**GIVEN INSTRUCTION**
From the entries below, pull out each line where "helfen" appears.

-- THE RECORDS start --

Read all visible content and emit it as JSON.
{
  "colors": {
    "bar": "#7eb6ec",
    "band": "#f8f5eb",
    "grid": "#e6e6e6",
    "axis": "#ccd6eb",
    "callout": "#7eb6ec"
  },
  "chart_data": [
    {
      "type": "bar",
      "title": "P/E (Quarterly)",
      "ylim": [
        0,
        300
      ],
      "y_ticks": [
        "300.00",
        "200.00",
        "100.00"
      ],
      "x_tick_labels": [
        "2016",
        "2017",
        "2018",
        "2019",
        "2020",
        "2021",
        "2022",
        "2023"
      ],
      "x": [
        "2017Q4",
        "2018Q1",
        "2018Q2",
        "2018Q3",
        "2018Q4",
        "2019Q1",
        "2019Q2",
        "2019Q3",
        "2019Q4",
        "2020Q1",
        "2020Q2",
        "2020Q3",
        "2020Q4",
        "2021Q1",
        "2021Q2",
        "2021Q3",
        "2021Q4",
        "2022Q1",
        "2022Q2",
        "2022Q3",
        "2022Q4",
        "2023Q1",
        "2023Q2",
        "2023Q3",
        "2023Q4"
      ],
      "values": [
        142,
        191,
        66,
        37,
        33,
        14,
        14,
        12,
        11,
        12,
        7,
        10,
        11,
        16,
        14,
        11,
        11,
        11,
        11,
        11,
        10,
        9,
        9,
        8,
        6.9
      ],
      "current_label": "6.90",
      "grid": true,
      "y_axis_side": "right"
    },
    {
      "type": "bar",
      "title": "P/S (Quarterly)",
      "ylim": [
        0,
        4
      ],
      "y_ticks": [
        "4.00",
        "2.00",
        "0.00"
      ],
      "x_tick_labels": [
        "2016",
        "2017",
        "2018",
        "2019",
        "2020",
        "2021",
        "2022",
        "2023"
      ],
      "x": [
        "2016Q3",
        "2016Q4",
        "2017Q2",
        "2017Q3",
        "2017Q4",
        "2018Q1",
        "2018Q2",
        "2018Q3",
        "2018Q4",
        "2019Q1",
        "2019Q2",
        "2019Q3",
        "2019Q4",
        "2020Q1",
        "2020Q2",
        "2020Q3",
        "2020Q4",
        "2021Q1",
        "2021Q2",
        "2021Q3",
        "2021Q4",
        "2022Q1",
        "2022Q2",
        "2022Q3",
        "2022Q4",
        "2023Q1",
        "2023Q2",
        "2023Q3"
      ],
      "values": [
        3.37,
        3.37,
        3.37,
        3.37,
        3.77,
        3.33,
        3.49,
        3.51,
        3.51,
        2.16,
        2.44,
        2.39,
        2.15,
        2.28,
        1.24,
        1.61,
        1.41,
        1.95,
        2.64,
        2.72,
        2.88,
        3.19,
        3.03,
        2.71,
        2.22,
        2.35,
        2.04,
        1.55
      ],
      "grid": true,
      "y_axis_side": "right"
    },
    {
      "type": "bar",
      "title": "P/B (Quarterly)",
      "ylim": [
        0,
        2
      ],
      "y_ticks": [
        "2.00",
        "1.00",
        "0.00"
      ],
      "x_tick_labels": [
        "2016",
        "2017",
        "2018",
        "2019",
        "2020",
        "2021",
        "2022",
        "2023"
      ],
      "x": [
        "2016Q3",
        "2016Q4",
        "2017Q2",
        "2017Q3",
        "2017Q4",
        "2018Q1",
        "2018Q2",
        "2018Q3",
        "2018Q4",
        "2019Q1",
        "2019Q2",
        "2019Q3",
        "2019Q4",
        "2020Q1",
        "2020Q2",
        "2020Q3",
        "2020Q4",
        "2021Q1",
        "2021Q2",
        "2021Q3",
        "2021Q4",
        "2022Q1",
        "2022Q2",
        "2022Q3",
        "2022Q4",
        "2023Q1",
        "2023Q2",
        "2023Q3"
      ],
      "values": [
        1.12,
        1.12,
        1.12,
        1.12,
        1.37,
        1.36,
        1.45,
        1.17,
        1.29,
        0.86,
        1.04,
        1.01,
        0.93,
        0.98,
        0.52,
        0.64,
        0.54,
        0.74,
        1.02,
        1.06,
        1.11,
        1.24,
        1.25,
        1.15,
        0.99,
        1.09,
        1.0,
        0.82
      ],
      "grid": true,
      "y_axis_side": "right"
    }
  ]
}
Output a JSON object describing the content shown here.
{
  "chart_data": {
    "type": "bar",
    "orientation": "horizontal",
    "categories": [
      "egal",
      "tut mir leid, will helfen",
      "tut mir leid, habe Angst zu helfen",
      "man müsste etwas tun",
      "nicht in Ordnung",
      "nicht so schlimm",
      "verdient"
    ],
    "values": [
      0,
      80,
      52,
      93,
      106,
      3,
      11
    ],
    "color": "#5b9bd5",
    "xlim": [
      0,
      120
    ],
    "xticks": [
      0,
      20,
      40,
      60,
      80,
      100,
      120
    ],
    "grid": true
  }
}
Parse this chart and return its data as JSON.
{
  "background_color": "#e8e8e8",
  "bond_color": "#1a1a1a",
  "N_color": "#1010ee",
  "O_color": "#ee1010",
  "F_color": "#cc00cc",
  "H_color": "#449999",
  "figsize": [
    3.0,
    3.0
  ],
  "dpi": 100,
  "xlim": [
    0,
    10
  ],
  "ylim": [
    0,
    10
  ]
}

-- THE RECORDS end --
-- THE RECORDS start --

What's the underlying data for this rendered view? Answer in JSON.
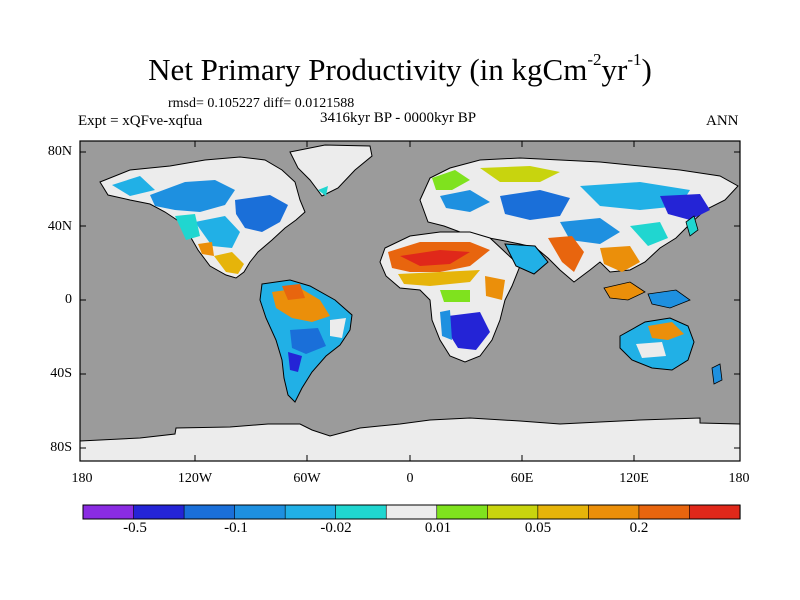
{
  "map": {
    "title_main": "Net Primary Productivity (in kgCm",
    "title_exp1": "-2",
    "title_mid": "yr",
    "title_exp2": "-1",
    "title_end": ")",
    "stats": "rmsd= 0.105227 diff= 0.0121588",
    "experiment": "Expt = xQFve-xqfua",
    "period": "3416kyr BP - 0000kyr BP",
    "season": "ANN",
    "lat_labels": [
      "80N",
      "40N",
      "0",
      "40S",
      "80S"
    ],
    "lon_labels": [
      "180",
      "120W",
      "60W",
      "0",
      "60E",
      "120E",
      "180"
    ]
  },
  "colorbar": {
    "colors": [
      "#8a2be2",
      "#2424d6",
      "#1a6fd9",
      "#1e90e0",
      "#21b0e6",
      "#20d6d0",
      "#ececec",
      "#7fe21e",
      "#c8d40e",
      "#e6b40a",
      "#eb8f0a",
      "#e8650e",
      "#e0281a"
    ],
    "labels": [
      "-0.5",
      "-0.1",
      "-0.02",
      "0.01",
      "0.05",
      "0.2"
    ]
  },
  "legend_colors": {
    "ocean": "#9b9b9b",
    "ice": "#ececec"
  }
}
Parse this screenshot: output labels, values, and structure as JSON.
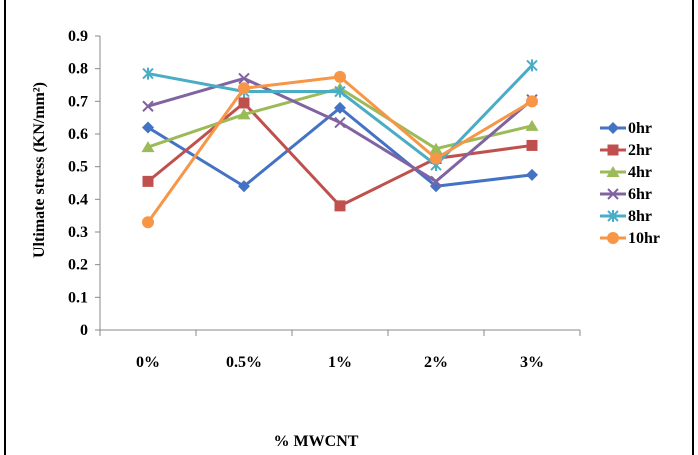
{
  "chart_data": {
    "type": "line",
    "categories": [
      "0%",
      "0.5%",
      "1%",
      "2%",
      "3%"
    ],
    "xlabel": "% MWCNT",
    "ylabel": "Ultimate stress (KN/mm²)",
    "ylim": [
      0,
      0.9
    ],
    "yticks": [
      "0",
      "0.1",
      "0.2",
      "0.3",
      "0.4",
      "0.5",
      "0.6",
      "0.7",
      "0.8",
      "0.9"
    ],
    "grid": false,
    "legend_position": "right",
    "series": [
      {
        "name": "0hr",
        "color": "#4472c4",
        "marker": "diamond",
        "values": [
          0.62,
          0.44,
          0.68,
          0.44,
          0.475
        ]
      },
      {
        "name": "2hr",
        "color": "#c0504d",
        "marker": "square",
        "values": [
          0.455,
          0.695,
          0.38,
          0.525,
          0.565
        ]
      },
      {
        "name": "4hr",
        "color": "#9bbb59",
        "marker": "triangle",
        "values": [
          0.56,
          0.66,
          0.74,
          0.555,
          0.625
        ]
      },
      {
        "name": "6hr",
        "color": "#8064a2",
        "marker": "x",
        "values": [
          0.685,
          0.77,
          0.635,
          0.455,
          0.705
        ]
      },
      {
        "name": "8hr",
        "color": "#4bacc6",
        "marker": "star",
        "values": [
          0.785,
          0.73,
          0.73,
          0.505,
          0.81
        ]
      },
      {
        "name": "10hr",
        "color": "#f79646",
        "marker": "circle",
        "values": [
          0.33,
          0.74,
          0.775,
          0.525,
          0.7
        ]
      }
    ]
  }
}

-- THE RECORDS end --

**EXPECTED OUTPUT**
      "tut mir leid, will helfen",
      "tut mir leid, habe Angst zu helfen",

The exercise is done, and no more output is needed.